* _Task description_:
Return the listing below in full, with every line exactly as it is.

* _Dataset records_:

-=-=-

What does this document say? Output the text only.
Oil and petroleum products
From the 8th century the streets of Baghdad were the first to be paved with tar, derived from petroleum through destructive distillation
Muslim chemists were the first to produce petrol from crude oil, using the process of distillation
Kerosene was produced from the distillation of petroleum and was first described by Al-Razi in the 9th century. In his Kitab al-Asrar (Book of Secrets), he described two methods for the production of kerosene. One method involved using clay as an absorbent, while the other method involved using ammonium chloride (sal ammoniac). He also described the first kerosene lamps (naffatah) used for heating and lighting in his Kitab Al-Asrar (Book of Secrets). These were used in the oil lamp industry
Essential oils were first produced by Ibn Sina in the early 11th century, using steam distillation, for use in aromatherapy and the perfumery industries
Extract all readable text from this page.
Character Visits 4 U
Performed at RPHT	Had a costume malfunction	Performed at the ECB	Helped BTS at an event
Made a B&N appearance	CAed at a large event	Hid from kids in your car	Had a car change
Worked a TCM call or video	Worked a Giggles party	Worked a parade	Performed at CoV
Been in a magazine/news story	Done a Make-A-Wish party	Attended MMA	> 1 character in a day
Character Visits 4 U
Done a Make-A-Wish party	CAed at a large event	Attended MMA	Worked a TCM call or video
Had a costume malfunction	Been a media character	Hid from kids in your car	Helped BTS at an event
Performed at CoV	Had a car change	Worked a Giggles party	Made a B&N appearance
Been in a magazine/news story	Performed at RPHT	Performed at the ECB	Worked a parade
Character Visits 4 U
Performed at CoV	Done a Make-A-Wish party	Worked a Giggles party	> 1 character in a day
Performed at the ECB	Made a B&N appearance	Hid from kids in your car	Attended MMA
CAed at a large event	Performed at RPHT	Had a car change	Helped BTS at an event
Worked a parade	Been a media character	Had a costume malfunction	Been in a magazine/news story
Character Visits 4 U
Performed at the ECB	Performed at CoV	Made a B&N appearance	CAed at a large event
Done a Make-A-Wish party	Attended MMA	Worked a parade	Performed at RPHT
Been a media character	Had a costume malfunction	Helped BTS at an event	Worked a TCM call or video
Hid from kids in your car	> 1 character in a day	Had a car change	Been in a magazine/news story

-=-=-

* _Written response_:
What does this document say? Output the text only.
Oil and petroleum products
From the 8th century the streets of Baghdad were the first to be paved with tar, derived from petroleum through destructive distillation
Muslim chemists were the first to produce petrol from crude oil, using the process of distillation
Kerosene was produced from the distillation of petroleum and was first described by Al-Razi in the 9th century. In his Kitab al-Asrar (Book of Secrets), he described two methods for the production of kerosene. One method involved using clay as an absorbent, while the other method involved using ammonium chloride (sal ammoniac). He also described the first kerosene lamps (naffatah) used for heating and lighting in his Kitab Al-Asrar (Book of Secrets). These were used in the oil lamp industry
Essential oils were first produced by Ibn Sina in the early 11th century, using steam distillation, for use in aromatherapy and the perfumery industries
Extract all readable text from this page.
Character Visits 4 U
Performed at RPHT	Had a costume malfunction	Performed at the ECB	Helped BTS at an event
Made a B&N appearance	CAed at a large event	Hid from kids in your car	Had a car change
Worked a TCM call or video	Worked a Giggles party	Worked a parade	Performed at CoV
Been in a magazine/news story	Done a Make-A-Wish party	Attended MMA	> 1 character in a day
Character Visits 4 U
Done a Make-A-Wish party	CAed at a large event	Attended MMA	Worked a TCM call or video
Had a costume malfunction	Been a media character	Hid from kids in your car	Helped BTS at an event
Performed at CoV	Had a car change	Worked a Giggles party	Made a B&N appearance
Been in a magazine/news story	Performed at RPHT	Performed at the ECB	Worked a parade
Character Visits 4 U
Performed at CoV	Done a Make-A-Wish party	Worked a Giggles party	> 1 character in a day
Performed at the ECB	Made a B&N appearance	Hid from kids in your car	Attended MMA
CAed at a large event	Performed at RPHT	Had a car change	Helped BTS at an event
Worked a parade	Been a media character	Had a costume malfunction	Been in a magazine/news story
Character Visits 4 U
Performed at the ECB	Performed at CoV	Made a B&N appearance	CAed at a large event
Done a Make-A-Wish party	Attended MMA	Worked a parade	Performed at RPHT
Been a media character	Had a costume malfunction	Helped BTS at an event	Worked a TCM call or video
Hid from kids in your car	> 1 character in a day	Had a car change	Been in a magazine/news story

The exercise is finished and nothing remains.